Data excerpts ::
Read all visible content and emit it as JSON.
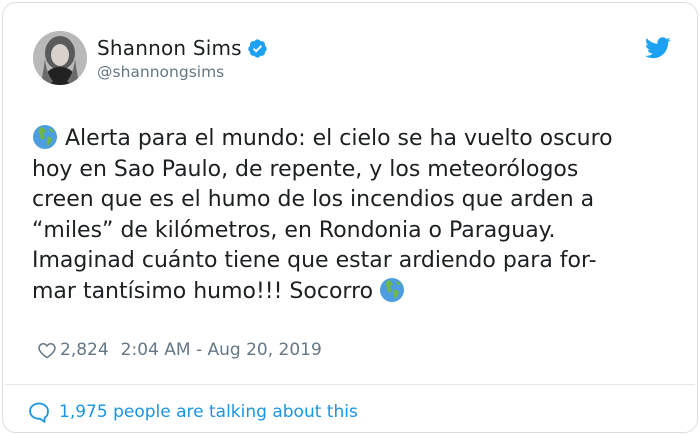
{
  "author": {
    "name": "Shannon Sims",
    "handle": "@shannongsims",
    "verified": true
  },
  "tweet": {
    "text": "Alerta para el mundo: el cielo se ha vuelto oscuro\nhoy en Sao Paulo, de repente, y los meteorólogos\ncreen que es el humo de los incendios que arden a\n“miles” de kilómetros, en Rondonia o Paraguay.\nImaginad cuánto tiene que estar ardiendo para for-\nmar tantísimo humo!!! Socorro",
    "leading_emoji": "globe-icon",
    "trailing_emoji": "globe-icon"
  },
  "meta": {
    "likes": "2,824",
    "timestamp": "2:04 AM - Aug 20, 2019"
  },
  "footer": {
    "talking": "1,975 people are talking about this"
  },
  "colors": {
    "brand_blue": "#1da1f2",
    "link_blue": "#1b95e0",
    "secondary_text": "#657786"
  }
}
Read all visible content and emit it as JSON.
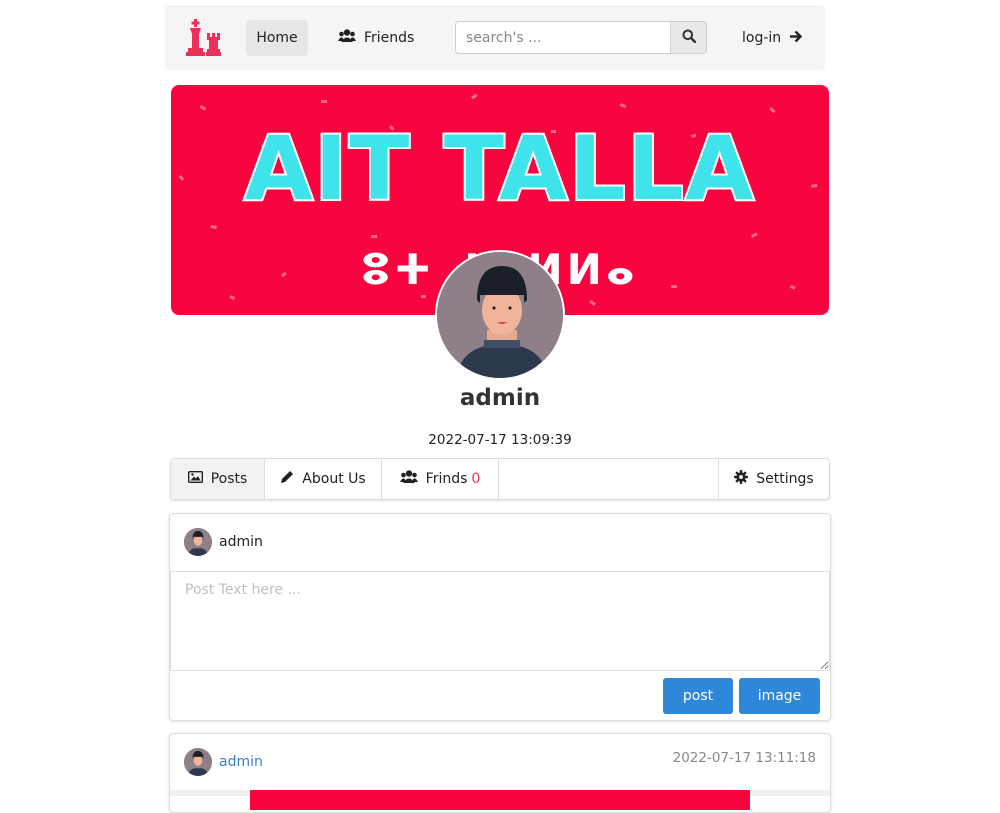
{
  "nav": {
    "home": "Home",
    "friends": "Friends",
    "search_placeholder": "search's ...",
    "login": "log-in"
  },
  "banner": {
    "title": "AIT TALLA",
    "subtitle": "ⵓⵜ ⵜⴰⵍⵍⴰ"
  },
  "profile": {
    "name": "admin",
    "joined": "2022-07-17 13:09:39"
  },
  "tabs": {
    "posts": "Posts",
    "about": "About Us",
    "friends": "Frinds",
    "friends_count": "0",
    "settings": "Settings"
  },
  "composer": {
    "author": "admin",
    "placeholder": "Post Text here ...",
    "post_button": "post",
    "image_button": "image"
  },
  "post": {
    "author": "admin",
    "timestamp": "2022-07-17 13:11:18"
  },
  "colors": {
    "accent": "#2e87d8",
    "banner": "#f8053f",
    "count": "#e8315a"
  }
}
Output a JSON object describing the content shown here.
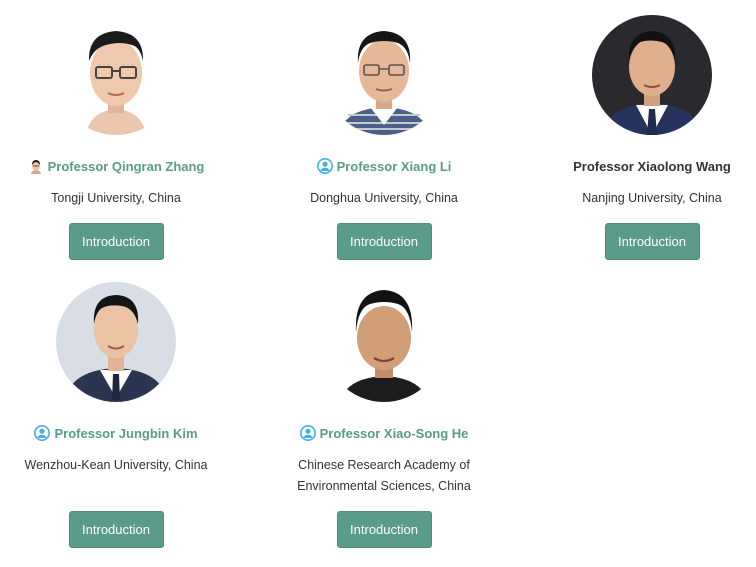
{
  "colors": {
    "accent": "#5a9b8a",
    "button_text": "#ffffff",
    "name_default": "#333333",
    "text": "#333333",
    "user_icon": "#43b2e0"
  },
  "people": [
    {
      "name": "Professor Qingran Zhang",
      "affiliation_lines": [
        "Tongji University, China"
      ],
      "button_label": "Introduction",
      "name_icon": "mini-portrait-icon"
    },
    {
      "name": "Professor Xiang Li",
      "affiliation_lines": [
        "Donghua University, China"
      ],
      "button_label": "Introduction",
      "name_icon": "user-icon"
    },
    {
      "name": "Professor Xiaolong Wang",
      "affiliation_lines": [
        "Nanjing University, China"
      ],
      "button_label": "Introduction",
      "name_icon": ""
    },
    {
      "name": "Professor Jungbin Kim",
      "affiliation_lines": [
        "Wenzhou-Kean University, China"
      ],
      "button_label": "Introduction",
      "name_icon": "user-icon"
    },
    {
      "name": "Professor Xiao-Song He",
      "affiliation_lines": [
        "Chinese Research Academy of",
        "Environmental Sciences, China"
      ],
      "button_label": "Introduction",
      "name_icon": "user-icon"
    }
  ]
}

Given request ::
Your copy should repeat each entry above exactly but contain no pictures.

Result ::
Read all visible content and emit it as JSON.
{
  "author": {
    "name": "Shannon Sims",
    "handle": "@shannongsims",
    "verified": true
  },
  "tweet": {
    "text": "Alerta para el mundo: el cielo se ha vuelto oscuro\nhoy en Sao Paulo, de repente, y los meteorólogos\ncreen que es el humo de los incendios que arden a\n“miles” de kilómetros, en Rondonia o Paraguay.\nImaginad cuánto tiene que estar ardiendo para for-\nmar tantísimo humo!!! Socorro",
    "leading_emoji": "globe-icon",
    "trailing_emoji": "globe-icon"
  },
  "meta": {
    "likes": "2,824",
    "timestamp": "2:04 AM - Aug 20, 2019"
  },
  "footer": {
    "talking": "1,975 people are talking about this"
  },
  "colors": {
    "brand_blue": "#1da1f2",
    "link_blue": "#1b95e0",
    "secondary_text": "#657786"
  }
}
Read all visible content and emit it as JSON.
{
  "nav": {
    "home": "Home",
    "friends": "Friends",
    "search_placeholder": "search's ...",
    "login": "log-in"
  },
  "banner": {
    "title": "AIT TALLA",
    "subtitle": "ⵓⵜ ⵜⴰⵍⵍⴰ"
  },
  "profile": {
    "name": "admin",
    "joined": "2022-07-17 13:09:39"
  },
  "tabs": {
    "posts": "Posts",
    "about": "About Us",
    "friends": "Frinds",
    "friends_count": "0",
    "settings": "Settings"
  },
  "composer": {
    "author": "admin",
    "placeholder": "Post Text here ...",
    "post_button": "post",
    "image_button": "image"
  },
  "post": {
    "author": "admin",
    "timestamp": "2022-07-17 13:11:18"
  },
  "colors": {
    "accent": "#2e87d8",
    "banner": "#f8053f",
    "count": "#e8315a"
  }
}
Output a JSON object describing the content shown here.
{
  "colors": {
    "accent": "#5a9b8a",
    "button_text": "#ffffff",
    "name_default": "#333333",
    "text": "#333333",
    "user_icon": "#43b2e0"
  },
  "people": [
    {
      "name": "Professor Qingran Zhang",
      "affiliation_lines": [
        "Tongji University, China"
      ],
      "button_label": "Introduction",
      "name_icon": "mini-portrait-icon"
    },
    {
      "name": "Professor Xiang Li",
      "affiliation_lines": [
        "Donghua University, China"
      ],
      "button_label": "Introduction",
      "name_icon": "user-icon"
    },
    {
      "name": "Professor Xiaolong Wang",
      "affiliation_lines": [
        "Nanjing University, China"
      ],
      "button_label": "Introduction",
      "name_icon": ""
    },
    {
      "name": "Professor Jungbin Kim",
      "affiliation_lines": [
        "Wenzhou-Kean University, China"
      ],
      "button_label": "Introduction",
      "name_icon": "user-icon"
    },
    {
      "name": "Professor Xiao-Song He",
      "affiliation_lines": [
        "Chinese Research Academy of",
        "Environmental Sciences, China"
      ],
      "button_label": "Introduction",
      "name_icon": "user-icon"
    }
  ]
}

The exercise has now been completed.